▸ What to produce
Your task is to retype each line of the data below exactly.

# # #

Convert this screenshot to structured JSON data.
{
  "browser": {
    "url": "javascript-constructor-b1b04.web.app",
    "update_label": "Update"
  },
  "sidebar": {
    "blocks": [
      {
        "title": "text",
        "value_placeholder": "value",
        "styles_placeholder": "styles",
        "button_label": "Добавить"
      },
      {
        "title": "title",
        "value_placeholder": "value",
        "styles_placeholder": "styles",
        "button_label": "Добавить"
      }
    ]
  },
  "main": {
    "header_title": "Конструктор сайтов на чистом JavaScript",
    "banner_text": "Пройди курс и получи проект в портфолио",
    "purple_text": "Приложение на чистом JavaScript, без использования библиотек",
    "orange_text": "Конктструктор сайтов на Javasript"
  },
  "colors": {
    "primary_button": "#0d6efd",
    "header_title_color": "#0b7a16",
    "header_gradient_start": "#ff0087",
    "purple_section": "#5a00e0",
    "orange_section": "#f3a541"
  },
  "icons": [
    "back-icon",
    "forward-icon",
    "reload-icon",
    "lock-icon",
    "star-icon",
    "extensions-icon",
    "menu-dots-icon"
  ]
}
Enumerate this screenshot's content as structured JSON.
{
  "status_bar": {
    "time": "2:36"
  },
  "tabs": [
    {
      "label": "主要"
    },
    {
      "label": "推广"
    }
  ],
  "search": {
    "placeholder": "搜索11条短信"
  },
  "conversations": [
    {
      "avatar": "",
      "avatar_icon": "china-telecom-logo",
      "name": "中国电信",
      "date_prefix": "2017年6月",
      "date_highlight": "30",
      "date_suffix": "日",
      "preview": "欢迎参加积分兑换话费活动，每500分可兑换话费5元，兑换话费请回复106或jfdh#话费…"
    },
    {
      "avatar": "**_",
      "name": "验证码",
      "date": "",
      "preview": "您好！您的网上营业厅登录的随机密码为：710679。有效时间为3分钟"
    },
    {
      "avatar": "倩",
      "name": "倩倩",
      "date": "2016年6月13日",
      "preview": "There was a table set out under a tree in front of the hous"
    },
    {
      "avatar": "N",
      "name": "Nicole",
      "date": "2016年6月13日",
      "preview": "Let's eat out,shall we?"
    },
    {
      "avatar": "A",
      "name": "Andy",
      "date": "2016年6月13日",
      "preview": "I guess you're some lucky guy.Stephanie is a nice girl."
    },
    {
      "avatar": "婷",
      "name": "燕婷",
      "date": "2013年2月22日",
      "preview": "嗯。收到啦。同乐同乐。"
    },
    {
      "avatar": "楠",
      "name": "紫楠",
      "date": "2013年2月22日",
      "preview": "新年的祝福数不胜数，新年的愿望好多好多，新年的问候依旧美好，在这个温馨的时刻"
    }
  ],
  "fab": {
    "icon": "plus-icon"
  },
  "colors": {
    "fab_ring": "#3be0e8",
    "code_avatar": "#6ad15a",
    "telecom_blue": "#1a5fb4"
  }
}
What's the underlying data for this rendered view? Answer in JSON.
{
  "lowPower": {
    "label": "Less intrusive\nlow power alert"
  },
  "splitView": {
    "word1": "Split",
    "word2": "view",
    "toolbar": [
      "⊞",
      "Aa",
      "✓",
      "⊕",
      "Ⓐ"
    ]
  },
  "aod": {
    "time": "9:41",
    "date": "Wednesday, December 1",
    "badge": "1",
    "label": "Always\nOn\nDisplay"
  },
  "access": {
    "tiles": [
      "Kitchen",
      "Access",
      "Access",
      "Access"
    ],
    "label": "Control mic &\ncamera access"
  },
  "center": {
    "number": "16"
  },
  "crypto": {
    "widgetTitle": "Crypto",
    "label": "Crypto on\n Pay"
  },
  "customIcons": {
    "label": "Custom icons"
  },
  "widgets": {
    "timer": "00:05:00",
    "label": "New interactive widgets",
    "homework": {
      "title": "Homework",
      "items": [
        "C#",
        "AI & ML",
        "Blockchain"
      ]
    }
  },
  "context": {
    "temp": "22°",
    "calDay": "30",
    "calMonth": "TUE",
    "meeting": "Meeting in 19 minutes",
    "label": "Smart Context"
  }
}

# # #

▸ The response
Convert this screenshot to structured JSON data.
{
  "browser": {
    "url": "javascript-constructor-b1b04.web.app",
    "update_label": "Update"
  },
  "sidebar": {
    "blocks": [
      {
        "title": "text",
        "value_placeholder": "value",
        "styles_placeholder": "styles",
        "button_label": "Добавить"
      },
      {
        "title": "title",
        "value_placeholder": "value",
        "styles_placeholder": "styles",
        "button_label": "Добавить"
      }
    ]
  },
  "main": {
    "header_title": "Конструктор сайтов на чистом JavaScript",
    "banner_text": "Пройди курс и получи проект в портфолио",
    "purple_text": "Приложение на чистом JavaScript, без использования библиотек",
    "orange_text": "Конктструктор сайтов на Javasript"
  },
  "colors": {
    "primary_button": "#0d6efd",
    "header_title_color": "#0b7a16",
    "header_gradient_start": "#ff0087",
    "purple_section": "#5a00e0",
    "orange_section": "#f3a541"
  },
  "icons": [
    "back-icon",
    "forward-icon",
    "reload-icon",
    "lock-icon",
    "star-icon",
    "extensions-icon",
    "menu-dots-icon"
  ]
}
Enumerate this screenshot's content as structured JSON.
{
  "status_bar": {
    "time": "2:36"
  },
  "tabs": [
    {
      "label": "主要"
    },
    {
      "label": "推广"
    }
  ],
  "search": {
    "placeholder": "搜索11条短信"
  },
  "conversations": [
    {
      "avatar": "",
      "avatar_icon": "china-telecom-logo",
      "name": "中国电信",
      "date_prefix": "2017年6月",
      "date_highlight": "30",
      "date_suffix": "日",
      "preview": "欢迎参加积分兑换话费活动，每500分可兑换话费5元，兑换话费请回复106或jfdh#话费…"
    },
    {
      "avatar": "**_",
      "name": "验证码",
      "date": "",
      "preview": "您好！您的网上营业厅登录的随机密码为：710679。有效时间为3分钟"
    },
    {
      "avatar": "倩",
      "name": "倩倩",
      "date": "2016年6月13日",
      "preview": "There was a table set out under a tree in front of the hous"
    },
    {
      "avatar": "N",
      "name": "Nicole",
      "date": "2016年6月13日",
      "preview": "Let's eat out,shall we?"
    },
    {
      "avatar": "A",
      "name": "Andy",
      "date": "2016年6月13日",
      "preview": "I guess you're some lucky guy.Stephanie is a nice girl."
    },
    {
      "avatar": "婷",
      "name": "燕婷",
      "date": "2013年2月22日",
      "preview": "嗯。收到啦。同乐同乐。"
    },
    {
      "avatar": "楠",
      "name": "紫楠",
      "date": "2013年2月22日",
      "preview": "新年的祝福数不胜数，新年的愿望好多好多，新年的问候依旧美好，在这个温馨的时刻"
    }
  ],
  "fab": {
    "icon": "plus-icon"
  },
  "colors": {
    "fab_ring": "#3be0e8",
    "code_avatar": "#6ad15a",
    "telecom_blue": "#1a5fb4"
  }
}
What's the underlying data for this rendered view? Answer in JSON.
{
  "lowPower": {
    "label": "Less intrusive\nlow power alert"
  },
  "splitView": {
    "word1": "Split",
    "word2": "view",
    "toolbar": [
      "⊞",
      "Aa",
      "✓",
      "⊕",
      "Ⓐ"
    ]
  },
  "aod": {
    "time": "9:41",
    "date": "Wednesday, December 1",
    "badge": "1",
    "label": "Always\nOn\nDisplay"
  },
  "access": {
    "tiles": [
      "Kitchen",
      "Access",
      "Access",
      "Access"
    ],
    "label": "Control mic &\ncamera access"
  },
  "center": {
    "number": "16"
  },
  "crypto": {
    "widgetTitle": "Crypto",
    "label": "Crypto on\n Pay"
  },
  "customIcons": {
    "label": "Custom icons"
  },
  "widgets": {
    "timer": "00:05:00",
    "label": "New interactive widgets",
    "homework": {
      "title": "Homework",
      "items": [
        "C#",
        "AI & ML",
        "Blockchain"
      ]
    }
  },
  "context": {
    "temp": "22°",
    "calDay": "30",
    "calMonth": "TUE",
    "meeting": "Meeting in 19 minutes",
    "label": "Smart Context"
  }
}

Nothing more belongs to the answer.